Stated problem. How many lines in the records below contain the string "sample"? Reply with only the number.

Listed entries.
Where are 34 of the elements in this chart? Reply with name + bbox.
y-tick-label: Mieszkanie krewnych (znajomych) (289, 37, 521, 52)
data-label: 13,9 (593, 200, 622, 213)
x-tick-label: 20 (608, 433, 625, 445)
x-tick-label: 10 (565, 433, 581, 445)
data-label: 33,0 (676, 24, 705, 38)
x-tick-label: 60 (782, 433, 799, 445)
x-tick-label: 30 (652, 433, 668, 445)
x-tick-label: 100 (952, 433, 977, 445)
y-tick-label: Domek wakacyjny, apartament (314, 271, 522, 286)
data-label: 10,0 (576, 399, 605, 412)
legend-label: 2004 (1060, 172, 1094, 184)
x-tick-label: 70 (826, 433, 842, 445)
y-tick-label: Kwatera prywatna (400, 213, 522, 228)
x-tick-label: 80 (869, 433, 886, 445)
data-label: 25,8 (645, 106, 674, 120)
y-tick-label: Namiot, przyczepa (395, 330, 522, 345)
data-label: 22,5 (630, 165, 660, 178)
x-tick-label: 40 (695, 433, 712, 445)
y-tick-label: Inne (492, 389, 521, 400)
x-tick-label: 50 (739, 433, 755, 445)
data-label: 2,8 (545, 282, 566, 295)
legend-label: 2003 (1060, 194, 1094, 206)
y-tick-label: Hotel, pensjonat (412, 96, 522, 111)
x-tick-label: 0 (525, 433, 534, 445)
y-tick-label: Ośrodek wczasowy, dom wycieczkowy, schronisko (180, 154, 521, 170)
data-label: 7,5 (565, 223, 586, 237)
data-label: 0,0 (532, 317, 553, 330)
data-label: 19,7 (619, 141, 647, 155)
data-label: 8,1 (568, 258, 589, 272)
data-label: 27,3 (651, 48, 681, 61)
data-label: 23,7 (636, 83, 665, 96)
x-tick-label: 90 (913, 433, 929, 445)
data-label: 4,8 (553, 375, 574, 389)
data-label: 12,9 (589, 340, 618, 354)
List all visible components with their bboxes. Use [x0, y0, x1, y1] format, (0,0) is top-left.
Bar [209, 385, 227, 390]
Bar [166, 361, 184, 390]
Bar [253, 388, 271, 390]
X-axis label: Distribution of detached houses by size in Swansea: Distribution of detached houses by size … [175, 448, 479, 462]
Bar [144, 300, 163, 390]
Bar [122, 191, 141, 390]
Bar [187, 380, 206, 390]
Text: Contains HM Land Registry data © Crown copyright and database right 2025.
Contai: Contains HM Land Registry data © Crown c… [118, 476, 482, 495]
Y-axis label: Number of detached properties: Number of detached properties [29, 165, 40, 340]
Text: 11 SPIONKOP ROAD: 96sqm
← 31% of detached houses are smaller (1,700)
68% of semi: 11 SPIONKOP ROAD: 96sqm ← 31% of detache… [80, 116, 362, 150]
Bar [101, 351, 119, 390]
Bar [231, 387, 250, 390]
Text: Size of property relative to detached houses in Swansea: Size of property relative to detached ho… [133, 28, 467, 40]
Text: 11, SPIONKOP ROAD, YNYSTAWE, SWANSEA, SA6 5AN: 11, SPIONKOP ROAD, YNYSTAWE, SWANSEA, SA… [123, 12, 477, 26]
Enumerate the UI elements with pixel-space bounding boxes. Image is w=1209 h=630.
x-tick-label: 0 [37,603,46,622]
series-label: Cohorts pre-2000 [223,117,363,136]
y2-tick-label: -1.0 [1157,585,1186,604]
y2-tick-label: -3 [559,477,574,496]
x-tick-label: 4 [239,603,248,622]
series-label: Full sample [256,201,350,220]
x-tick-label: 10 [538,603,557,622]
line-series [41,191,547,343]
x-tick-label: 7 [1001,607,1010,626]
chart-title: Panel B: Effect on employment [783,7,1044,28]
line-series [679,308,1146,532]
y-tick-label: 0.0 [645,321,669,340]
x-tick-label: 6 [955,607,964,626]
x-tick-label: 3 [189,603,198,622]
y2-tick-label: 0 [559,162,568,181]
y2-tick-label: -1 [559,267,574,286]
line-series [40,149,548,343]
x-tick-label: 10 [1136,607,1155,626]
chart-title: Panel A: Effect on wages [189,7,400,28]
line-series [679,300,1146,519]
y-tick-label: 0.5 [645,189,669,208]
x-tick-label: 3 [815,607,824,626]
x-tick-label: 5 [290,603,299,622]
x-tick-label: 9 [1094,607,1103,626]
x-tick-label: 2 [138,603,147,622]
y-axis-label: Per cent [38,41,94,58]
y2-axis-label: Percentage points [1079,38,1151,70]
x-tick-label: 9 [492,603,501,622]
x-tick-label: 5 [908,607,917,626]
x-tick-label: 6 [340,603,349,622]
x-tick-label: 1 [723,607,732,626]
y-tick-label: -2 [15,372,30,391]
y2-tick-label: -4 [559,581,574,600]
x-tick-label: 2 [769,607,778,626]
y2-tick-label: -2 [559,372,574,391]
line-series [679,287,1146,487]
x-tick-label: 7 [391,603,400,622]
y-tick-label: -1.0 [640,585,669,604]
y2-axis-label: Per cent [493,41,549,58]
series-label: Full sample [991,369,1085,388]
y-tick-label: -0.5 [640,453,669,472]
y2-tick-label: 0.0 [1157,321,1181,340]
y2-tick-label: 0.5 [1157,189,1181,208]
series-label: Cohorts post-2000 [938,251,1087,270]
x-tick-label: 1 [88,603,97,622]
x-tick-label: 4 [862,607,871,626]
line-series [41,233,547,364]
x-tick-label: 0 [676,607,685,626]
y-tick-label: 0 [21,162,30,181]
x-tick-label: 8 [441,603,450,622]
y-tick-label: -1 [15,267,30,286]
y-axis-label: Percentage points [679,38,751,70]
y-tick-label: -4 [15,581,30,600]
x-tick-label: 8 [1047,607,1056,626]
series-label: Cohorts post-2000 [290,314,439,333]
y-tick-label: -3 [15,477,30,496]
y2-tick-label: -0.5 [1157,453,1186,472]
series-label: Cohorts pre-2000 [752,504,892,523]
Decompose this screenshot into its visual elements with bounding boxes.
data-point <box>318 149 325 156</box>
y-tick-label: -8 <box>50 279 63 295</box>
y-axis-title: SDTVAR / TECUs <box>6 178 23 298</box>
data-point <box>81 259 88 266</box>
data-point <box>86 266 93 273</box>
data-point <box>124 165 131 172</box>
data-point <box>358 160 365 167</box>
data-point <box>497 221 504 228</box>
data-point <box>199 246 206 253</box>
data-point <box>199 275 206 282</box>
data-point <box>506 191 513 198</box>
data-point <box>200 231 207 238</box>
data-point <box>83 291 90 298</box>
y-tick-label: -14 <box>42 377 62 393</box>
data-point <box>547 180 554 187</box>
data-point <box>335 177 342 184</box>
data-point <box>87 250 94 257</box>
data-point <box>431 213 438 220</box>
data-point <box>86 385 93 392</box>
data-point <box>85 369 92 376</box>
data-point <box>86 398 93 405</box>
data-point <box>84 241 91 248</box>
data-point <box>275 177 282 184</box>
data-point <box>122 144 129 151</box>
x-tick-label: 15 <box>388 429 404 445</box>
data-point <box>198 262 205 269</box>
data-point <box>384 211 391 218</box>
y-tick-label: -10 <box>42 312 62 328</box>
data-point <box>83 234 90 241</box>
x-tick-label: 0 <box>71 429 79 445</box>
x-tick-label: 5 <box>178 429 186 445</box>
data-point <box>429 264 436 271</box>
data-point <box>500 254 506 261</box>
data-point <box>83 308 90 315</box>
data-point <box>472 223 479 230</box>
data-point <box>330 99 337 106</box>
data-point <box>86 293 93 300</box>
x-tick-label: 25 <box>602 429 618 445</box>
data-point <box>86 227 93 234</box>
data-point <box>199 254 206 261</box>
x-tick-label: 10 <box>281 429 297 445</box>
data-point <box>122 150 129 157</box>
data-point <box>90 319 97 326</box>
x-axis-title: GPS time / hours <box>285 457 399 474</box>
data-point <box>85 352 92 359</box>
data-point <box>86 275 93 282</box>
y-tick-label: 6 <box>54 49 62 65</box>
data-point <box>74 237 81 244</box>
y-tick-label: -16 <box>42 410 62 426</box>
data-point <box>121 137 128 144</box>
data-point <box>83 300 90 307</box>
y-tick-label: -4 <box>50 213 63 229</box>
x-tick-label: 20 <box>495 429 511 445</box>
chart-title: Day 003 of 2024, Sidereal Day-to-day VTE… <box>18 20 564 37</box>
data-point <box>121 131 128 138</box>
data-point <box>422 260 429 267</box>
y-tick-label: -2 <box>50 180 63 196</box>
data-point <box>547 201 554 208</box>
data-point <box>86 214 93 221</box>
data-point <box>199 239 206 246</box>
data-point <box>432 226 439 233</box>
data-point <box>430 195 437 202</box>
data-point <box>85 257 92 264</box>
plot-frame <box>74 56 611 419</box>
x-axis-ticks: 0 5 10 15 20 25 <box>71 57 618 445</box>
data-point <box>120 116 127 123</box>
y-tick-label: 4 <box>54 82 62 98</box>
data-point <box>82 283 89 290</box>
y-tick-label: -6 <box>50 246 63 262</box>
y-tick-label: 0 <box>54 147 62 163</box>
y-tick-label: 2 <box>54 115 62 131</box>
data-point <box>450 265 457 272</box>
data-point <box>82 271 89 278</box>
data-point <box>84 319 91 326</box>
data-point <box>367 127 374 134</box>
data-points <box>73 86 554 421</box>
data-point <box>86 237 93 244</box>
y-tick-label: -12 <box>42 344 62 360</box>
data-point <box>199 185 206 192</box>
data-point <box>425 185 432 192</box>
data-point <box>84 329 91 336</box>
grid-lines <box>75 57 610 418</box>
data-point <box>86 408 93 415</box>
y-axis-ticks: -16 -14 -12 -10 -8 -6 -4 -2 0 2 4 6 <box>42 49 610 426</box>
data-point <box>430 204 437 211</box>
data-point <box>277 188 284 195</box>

Full answer. 2